Render the lines from the one with "x-tick-label: Jan (364, 437, 405, 462)" up to and including the one with "grid-line-x (385, 91, 386, 427)" as a Markdown table. Use the columns No. and Line, with blank lines left out.

··· Dataset rows ···

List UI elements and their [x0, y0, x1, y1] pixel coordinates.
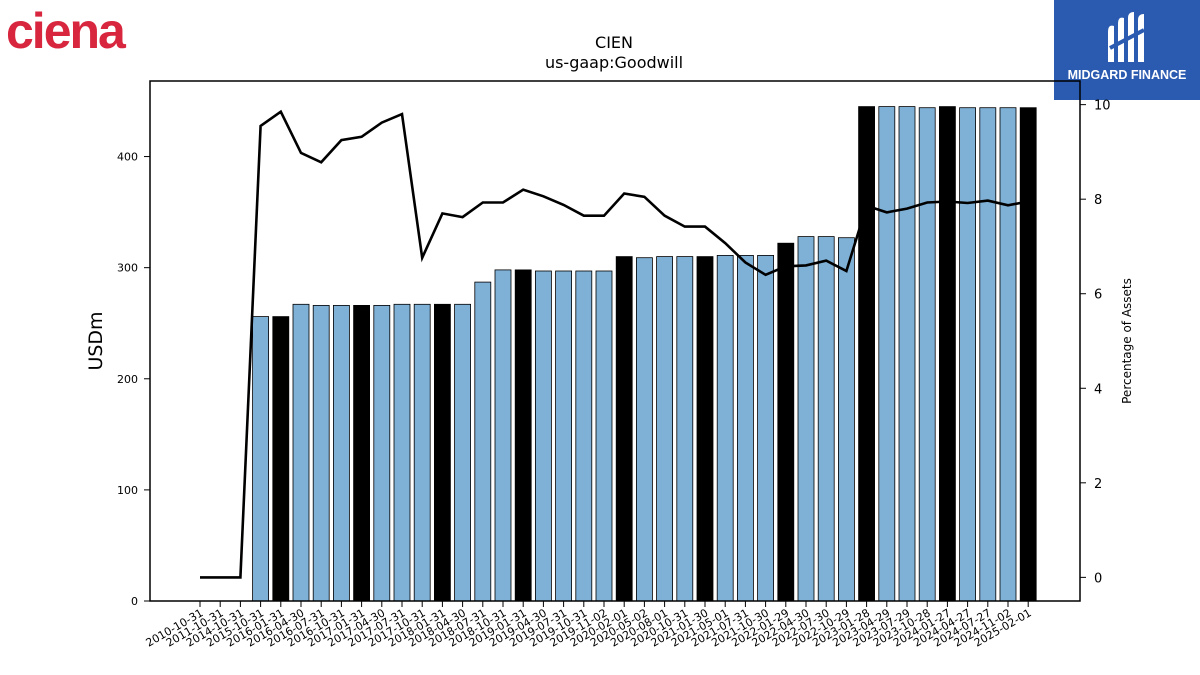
bar-2016-07-31	[312, 304, 330, 602]
chart-subtitle: us-gaap:Goodwill	[545, 53, 683, 72]
bar-2021-07-31	[737, 254, 754, 602]
midgard-logo-icon	[1108, 12, 1145, 63]
bar-2017-07-31	[393, 303, 411, 602]
bar-2016-01-31	[272, 316, 290, 602]
y2-tick-label: 2	[1094, 477, 1102, 492]
bar-2019-10-31	[575, 270, 593, 602]
y-tick-label: 100	[117, 484, 138, 497]
bar-2019-04-30	[535, 270, 552, 602]
y2-tick-label: 4	[1094, 382, 1102, 397]
bar-series	[252, 106, 1037, 602]
bar-2016-04-30	[292, 303, 310, 602]
bar-2017-04-30	[373, 304, 391, 602]
y-tick-label: 300	[117, 262, 138, 275]
bar-2018-07-31	[474, 281, 492, 602]
plot-frame	[149, 80, 1081, 602]
bar-2017-10-31	[413, 303, 431, 602]
publisher-logo-text: MIDGARD FINANCE	[1067, 68, 1187, 82]
bar-2023-10-28	[918, 107, 936, 602]
percentage-line	[200, 109, 1029, 579]
bar-2016-10-31	[332, 304, 350, 602]
bar-2021-10-30	[757, 254, 774, 602]
bar-2023-01-28	[858, 106, 875, 602]
y2-axis-label: Percentage of Assets	[1120, 278, 1134, 404]
bar-2024-11-02	[999, 107, 1017, 602]
bar-2022-10-29	[838, 237, 855, 602]
bar-2025-02-01	[1019, 107, 1037, 602]
bar-2021-01-30	[696, 256, 714, 602]
bar-2018-01-31	[433, 303, 451, 602]
bar-2020-10-31	[676, 256, 694, 602]
y-tick-label: 200	[117, 373, 138, 386]
y2-tick-label: 8	[1094, 193, 1102, 208]
bar-2018-10-31	[494, 269, 512, 602]
y2-axis-ticks: 0 2 4 6 8 10	[1080, 99, 1111, 586]
chart-title: CIEN	[595, 33, 633, 52]
bar-2022-01-29	[777, 242, 795, 602]
bar-2021-05-01	[716, 254, 734, 602]
bar-2024-01-27	[939, 106, 956, 602]
bar-2020-05-02	[636, 257, 653, 602]
bar-2023-04-29	[878, 106, 896, 602]
y2-tick-label: 6	[1094, 288, 1102, 303]
bar-2018-04-30	[454, 303, 472, 602]
bar-2020-02-01	[615, 256, 633, 602]
bar-2022-07-30	[817, 236, 835, 602]
company-logo: ciena	[6, 3, 126, 59]
bar-2019-11-02	[595, 270, 613, 602]
y2-tick-label: 10	[1094, 99, 1111, 114]
bar-2024-07-27	[979, 107, 997, 602]
bar-2019-07-31	[555, 270, 572, 602]
y-axis-ticks: 0 100 200 300 400	[117, 151, 150, 608]
bar-2020-08-01	[656, 256, 673, 602]
publisher-logo: MIDGARD FINANCE	[1054, 0, 1200, 100]
bar-2017-01-31	[353, 304, 371, 602]
bar-2024-04-27	[959, 107, 976, 602]
y2-tick-label: 0	[1094, 571, 1102, 586]
bar-2015-10-31	[252, 316, 270, 602]
y-tick-label: 0	[131, 595, 138, 608]
bar-2019-01-31	[514, 269, 532, 602]
x-axis-ticks: 2010-10-312011-10-312014-10-312015-10-31…	[144, 601, 1034, 650]
bar-2022-04-30	[797, 236, 815, 602]
y-axis-label: USDm	[85, 311, 107, 370]
bar-2023-07-29	[898, 106, 916, 602]
y-tick-label: 400	[117, 151, 138, 164]
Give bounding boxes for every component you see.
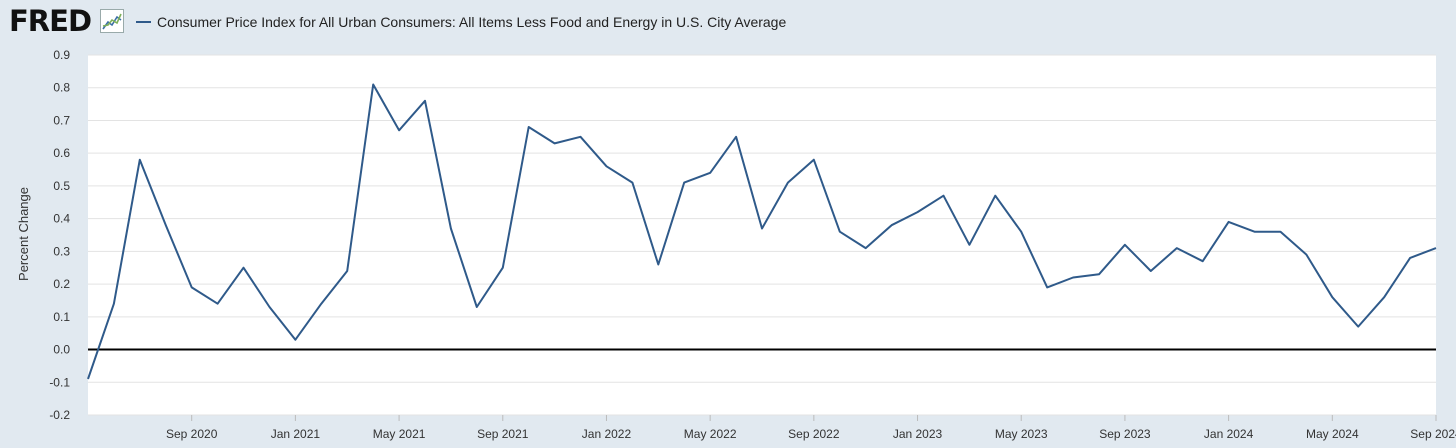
x-axis-ticks: Sep 2020 Jan 2021 May 2021 Sep 2021 Jan 2022… [166,415,1456,441]
y-axis-ticks: -0.2 -0.1 0.0 0.1 0.2 0.3 0.4 0.5 0.6 0.7 0.8 0.9 [49,48,70,422]
data-point[interactable] [1355,324,1361,330]
y-tick-label: 0.9 [53,48,70,62]
plot-area [88,55,1436,415]
data-point[interactable] [655,261,661,267]
data-point[interactable] [733,134,739,140]
data-point[interactable] [448,225,454,231]
data-point[interactable] [603,163,609,169]
data-point[interactable] [1070,275,1076,281]
data-point[interactable] [241,265,247,271]
data-point[interactable] [292,337,298,343]
data-point[interactable] [500,265,506,271]
data-point[interactable] [344,268,350,274]
data-point[interactable] [1277,229,1283,235]
data-point[interactable] [266,304,272,310]
y-tick-label: 0.0 [53,343,70,357]
data-point[interactable] [163,222,169,228]
y-tick-label: 0.2 [53,277,70,291]
data-point[interactable] [889,222,895,228]
chart-header: FRED Consumer Price Index for All Urban … [0,0,1456,44]
data-point[interactable] [215,301,221,307]
data-point[interactable] [370,81,376,87]
y-tick-label: 0.1 [53,310,70,324]
x-tick-label: Sep 2020 [166,427,218,441]
data-point[interactable] [1174,245,1180,251]
legend-swatch [136,21,151,23]
y-tick-label: 0.4 [53,212,70,226]
data-point[interactable] [1044,284,1050,290]
data-point[interactable] [526,124,532,130]
x-tick-label: Sep 2021 [477,427,529,441]
data-point[interactable] [552,140,558,146]
data-point[interactable] [811,157,817,163]
x-tick-label: Sep 2024 [1410,427,1456,441]
x-tick-label: Jan 2022 [582,427,632,441]
data-point[interactable] [137,157,143,163]
x-tick-label: Jan 2024 [1204,427,1254,441]
data-point[interactable] [1303,252,1309,258]
data-point[interactable] [578,134,584,140]
legend[interactable]: Consumer Price Index for All Urban Consu… [136,12,786,32]
data-point[interactable] [966,242,972,248]
series-line[interactable] [87,83,1437,380]
data-point[interactable] [1329,294,1335,300]
data-point[interactable] [1018,229,1024,235]
data-point[interactable] [422,98,428,104]
data-point[interactable] [629,180,635,186]
data-point[interactable] [1148,268,1154,274]
y-tick-label: 0.7 [53,113,70,127]
data-point[interactable] [318,301,324,307]
data-point[interactable] [1226,219,1232,225]
data-point[interactable] [707,170,713,176]
y-tick-label: -0.2 [49,408,70,422]
data-point[interactable] [837,229,843,235]
fred-chart-icon [100,9,124,33]
data-point[interactable] [1096,271,1102,277]
y-tick-label: 0.5 [53,179,70,193]
data-point[interactable] [1381,294,1387,300]
x-tick-label: May 2021 [373,427,426,441]
y-tick-label: 0.6 [53,146,70,160]
x-tick-label: Sep 2023 [1099,427,1151,441]
y-axis-title: Percent Change [16,187,31,281]
data-point[interactable] [474,304,480,310]
data-point[interactable] [1407,255,1413,261]
fred-logo[interactable]: FRED [9,4,92,38]
legend-series-name: Consumer Price Index for All Urban Consu… [157,14,787,30]
data-point[interactable] [189,284,195,290]
data-point[interactable] [111,301,117,307]
data-point[interactable] [1433,245,1439,251]
data-point[interactable] [785,180,791,186]
data-point[interactable] [940,193,946,199]
data-point[interactable] [759,225,765,231]
x-tick-label: May 2024 [1306,427,1359,441]
data-point[interactable] [1252,229,1258,235]
x-tick-label: May 2022 [684,427,737,441]
x-tick-label: Sep 2022 [788,427,840,441]
data-point[interactable] [396,127,402,133]
y-tick-label: -0.1 [49,375,70,389]
x-tick-label: May 2023 [995,427,1048,441]
data-point[interactable] [863,245,869,251]
data-point[interactable] [1122,242,1128,248]
data-point[interactable] [85,376,91,382]
data-point[interactable] [681,180,687,186]
data-point[interactable] [915,209,921,215]
x-tick-label: Jan 2021 [271,427,321,441]
y-tick-label: 0.3 [53,244,70,258]
series-group [85,81,1439,382]
x-tick-label: Jan 2023 [893,427,943,441]
data-point[interactable] [1200,258,1206,264]
data-point[interactable] [992,193,998,199]
y-tick-label: 0.8 [53,81,70,95]
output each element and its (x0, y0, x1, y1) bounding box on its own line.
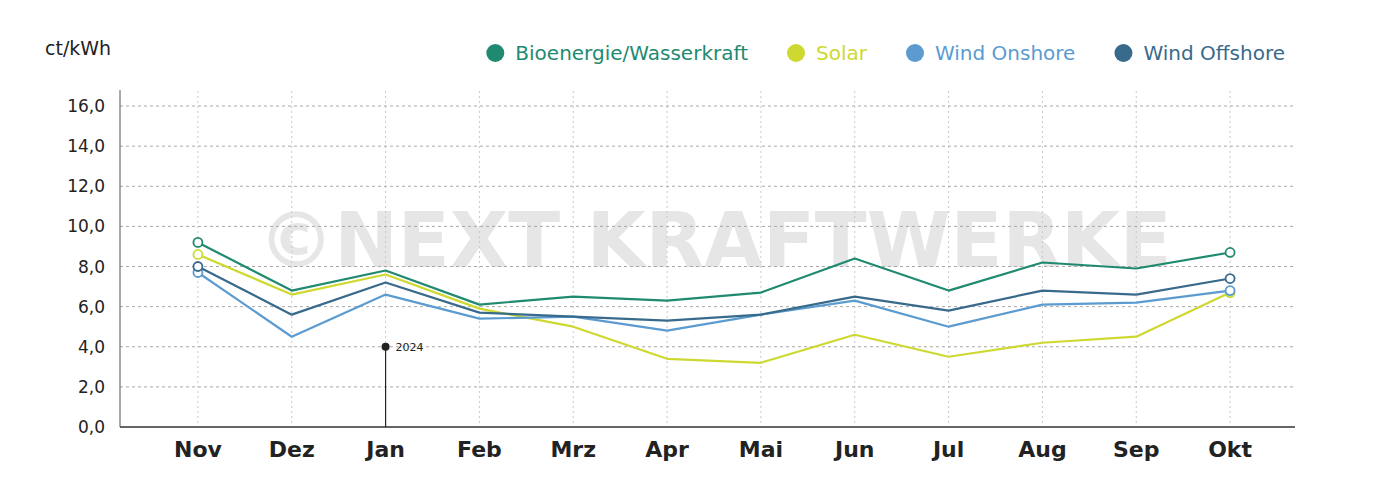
x-tick-label: Jan (364, 437, 405, 462)
grid-line-x (291, 91, 292, 427)
x-tick-label: Mrz (550, 437, 596, 462)
y-tick-label: 16,0 (67, 96, 105, 116)
series-marker (193, 262, 202, 271)
y-tick-label: 12,0 (67, 176, 105, 196)
watermark: ©NEXT KRAFTWERKE (258, 196, 1171, 285)
annotation-text: 2024 (396, 341, 424, 354)
grid-line-x (385, 91, 386, 427)
legend-label: Wind Offshore (1143, 41, 1285, 65)
legend-swatch (1114, 44, 1132, 62)
grid-line-y (120, 306, 1295, 307)
legend-label: Solar (816, 41, 868, 65)
y-tick-label: 4,0 (78, 337, 105, 357)
grid-line-y (120, 226, 1295, 227)
grid-line-x (667, 91, 668, 427)
y-tick-label: 14,0 (67, 136, 105, 156)
grid-line-x (1136, 91, 1137, 427)
x-tick-label: Sep (1113, 437, 1160, 462)
annotation-line (385, 347, 386, 427)
legend: Bioenergie/Wasserkraft Solar Wind Onshore W… (486, 41, 1285, 65)
series-line (198, 267, 1230, 321)
x-tick-label: Mai (739, 437, 783, 462)
y-tick-label: 8,0 (78, 257, 105, 277)
y-tick-label: 0,0 (78, 417, 105, 437)
y-tick-label: 10,0 (67, 216, 105, 236)
series-marker (193, 238, 202, 247)
legend-label: Bioenergie/Wasserkraft (515, 41, 748, 65)
y-axis (120, 90, 121, 427)
grid-line-x (573, 91, 574, 427)
y-tick-label: 6,0 (78, 297, 105, 317)
series-marker (1226, 274, 1235, 283)
x-tick-label: Jul (931, 437, 964, 462)
x-tick-label: Nov (174, 437, 223, 462)
x-axis (120, 426, 1295, 428)
x-tick-label: Jun (833, 437, 875, 462)
series-line (198, 242, 1230, 304)
grid-line-y (120, 106, 1295, 107)
grid-line-y (120, 386, 1295, 387)
series-marker (1226, 248, 1235, 257)
series-marker (1226, 286, 1235, 295)
series-line (198, 273, 1230, 337)
annotation-marker (382, 343, 390, 351)
y-axis-label: ct/kWh (45, 37, 111, 59)
plot-area (193, 238, 1234, 363)
y-tick-label: 2,0 (78, 377, 105, 397)
x-tick-label: Okt (1208, 437, 1252, 462)
legend-swatch (906, 44, 924, 62)
series-line (198, 254, 1230, 362)
x-tick-label: Apr (645, 437, 689, 462)
grid-line-x (479, 91, 480, 427)
x-tick-label: Feb (457, 437, 502, 462)
grid-line-x (1042, 91, 1043, 427)
grid-line-x (948, 91, 949, 427)
x-tick-label: Dez (269, 437, 315, 462)
grid-line-y (120, 146, 1295, 147)
x-tick-label: Aug (1018, 437, 1066, 462)
legend-swatch (486, 44, 504, 62)
grid-line-x (760, 91, 761, 427)
legend-label: Wind Onshore (935, 41, 1075, 65)
series-marker (193, 250, 202, 259)
legend-swatch (787, 44, 805, 62)
chart: ©NEXT KRAFTWERKE 0,0 2,0 4,0 6,0 8,0 10,0 12,0 1… (0, 0, 1386, 490)
grid-line-x (1230, 91, 1231, 427)
grid-line-y (120, 346, 1295, 347)
grid-line-y (120, 186, 1295, 187)
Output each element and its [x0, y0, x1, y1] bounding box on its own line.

···

§ **Response**
| No. | Line |
|---|---|
| 1 | x-tick-label: Jan (364, 437, 405, 462) |
| 2 | grid-line-x (291, 91, 292, 427) |
| 3 | x-tick-label: Mrz (550, 437, 596, 462) |
| 4 | y-tick-label: 16,0 (67, 96, 105, 116) |
| 5 | series-marker (193, 262, 202, 271) |
| 6 | y-tick-label: 12,0 (67, 176, 105, 196) |
| 7 | watermark: ©NEXT KRAFTWERKE (258, 196, 1171, 285) |
| 8 | annotation-text: 2024 (396, 341, 424, 354) |
| 9 | grid-line-x (385, 91, 386, 427) |